Réorientation stratégique

Avec une croissance annuelle de 30 à 40 % depuis sa création, l’entreprise, qui visait en début d’année un chiffre d’affaires compris entre 15 et 20 millions d’euros pour 2020, ne le fera sans doute pas. « Mais nous comptons malgré tout bien avoir une croissance à deux chiffres cette année », lance Laurent Laporte.

Depuis son lancement, Braincube déploie sa solution logicielle site par site dans l’idée de s’adapter aux spécificités de chaque usine. « Nous avons démarré avec de nombreuses de barrières technologiques liées aux capteurs ou aux logiciels, qui nous ont obligés de travailler usine par usine », souligne-t-il. Le virage massif pris par les industriels autour de l’Usine 4.0 a facilité la mise en place des technologies et transformé l’approche d’implémentation de Braincube. « Depuis plus d’un an, nous fonctionnons davantage à l’échelle du groupe afin d’installer notre logiciel sur l’ensemble des lignes de production du client », précise-t-il.

Une démarche que le dirigeant estime « plus structurante » pour l’organisation de l’entreprise, mais qui ne se limite pas aux seuls grands groupes. « Notre vraie marge de progression se situe auprès des PME et des ETI », ajoute Laurent Laporte. Pour adresser cette clientèle, la société collabore avec des partenaires industriels pour déployer sa solution. Elle a été choisie par Siemens pour équiper ses dispositifs d’IoT et d’intelligence artificielle. « Ce type d’accord nous permet de nous concentrer sur le développement logiciel tout en bénéficiant de leur force de frappe commerciale », juge-t-il. Un segment de marché amené à progresser dans les mois qui viennent alors qu’il ne concentre que 10 % de l’activité.

Gestion capitalistique

Cette réussite de la PME auvergnate attise les convoitises. « Nous recevons des sollicitations de la part d’investisseurs toutes les semaines, mais Braincube n’est pas à vendre. Notre taille critique fait qu’on est de plus en plus reconnu et convoité », note Laurent Laporte.

S’ils se sont bien ouverts à des investisseurs en 2018 pour un premier tour de table de 12 millions d’euros (Iris Capital et Next 47, un fonds du groupe Siemens), les trois fondateurs restent largement majoritaires. « Notre objectif est de garder la maîtrise de l’entreprise. Avec ce premier tour de table très élevé, nous sommes parvenus à maximiser la valeur de l’entreprise sans trop diluer le capital. Cela nous permet donc d’envisager une nouvelle levée de fonds l’an prochain en pouvant légitimement espérer tripler ou quintupler ce montant », parie Laurent Laporte.

D’autant que la société peut compter, après la crise, sur une trésorerie bien fournie et des revenus récurrents. Une résilience qui inscrit la stratégie de la société dans un temps long. « Nous avançons au rythme de l’industrie », synthétise le dirigeant.

▸ Données brutes
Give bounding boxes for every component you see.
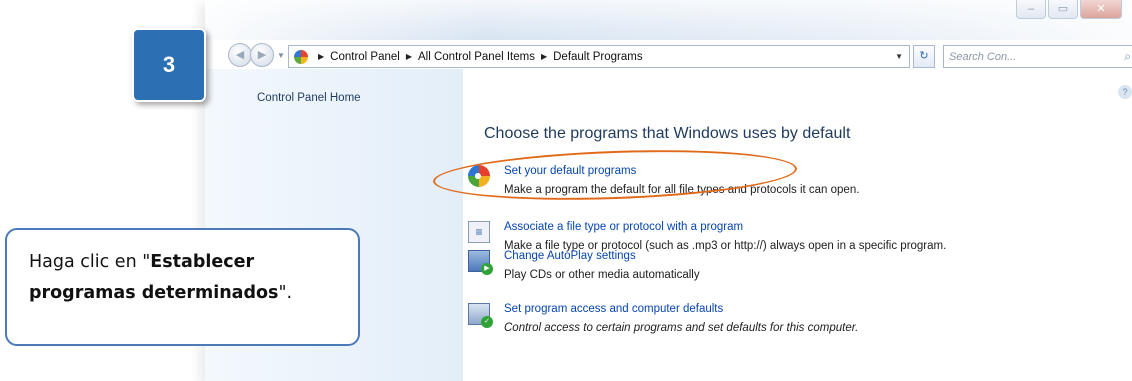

▸ Exercice court 1
D'après l'article sur Braincube, quel montant la société a-t-elle levé lors de son premier tour de table en 2018 ?
▸ Exercice court 2
Recopiez fidèlement le passage de l'article sur Braincube qui s'ouvre sur les mots contenant « Gestion capitalistique » et se termine par « parie Laurent Laporte. ».
Appuyez-vous uniquement sur l'article sur Braincube.

▸ Réponse finale 1
12 millions d'euros.

▸ Réponse finale 2
Gestion capitalistique

Cette réussite de la PME auvergnate attise les convoitises. « Nous recevons des sollicitations de la part d’investisseurs toutes les semaines, mais Braincube n’est pas à vendre. Notre taille critique fait qu’on est de plus en plus reconnu et convoité », note Laurent Laporte.

S’ils se sont bien ouverts à des investisseurs en 2018 pour un premier tour de table de 12 millions d’euros (Iris Capital et Next 47, un fonds du groupe Siemens), les trois fondateurs restent largement majoritaires. « Notre objectif est de garder la maîtrise de l’entreprise. Avec ce premier tour de table très élevé, nous sommes parvenus à maximiser la valeur de l’entreprise sans trop diluer le capital. Cela nous permet donc d’envisager une nouvelle levée de fonds l’an prochain en pouvant légitimement espérer tripler ou quintupler ce montant », parie Laurent Laporte.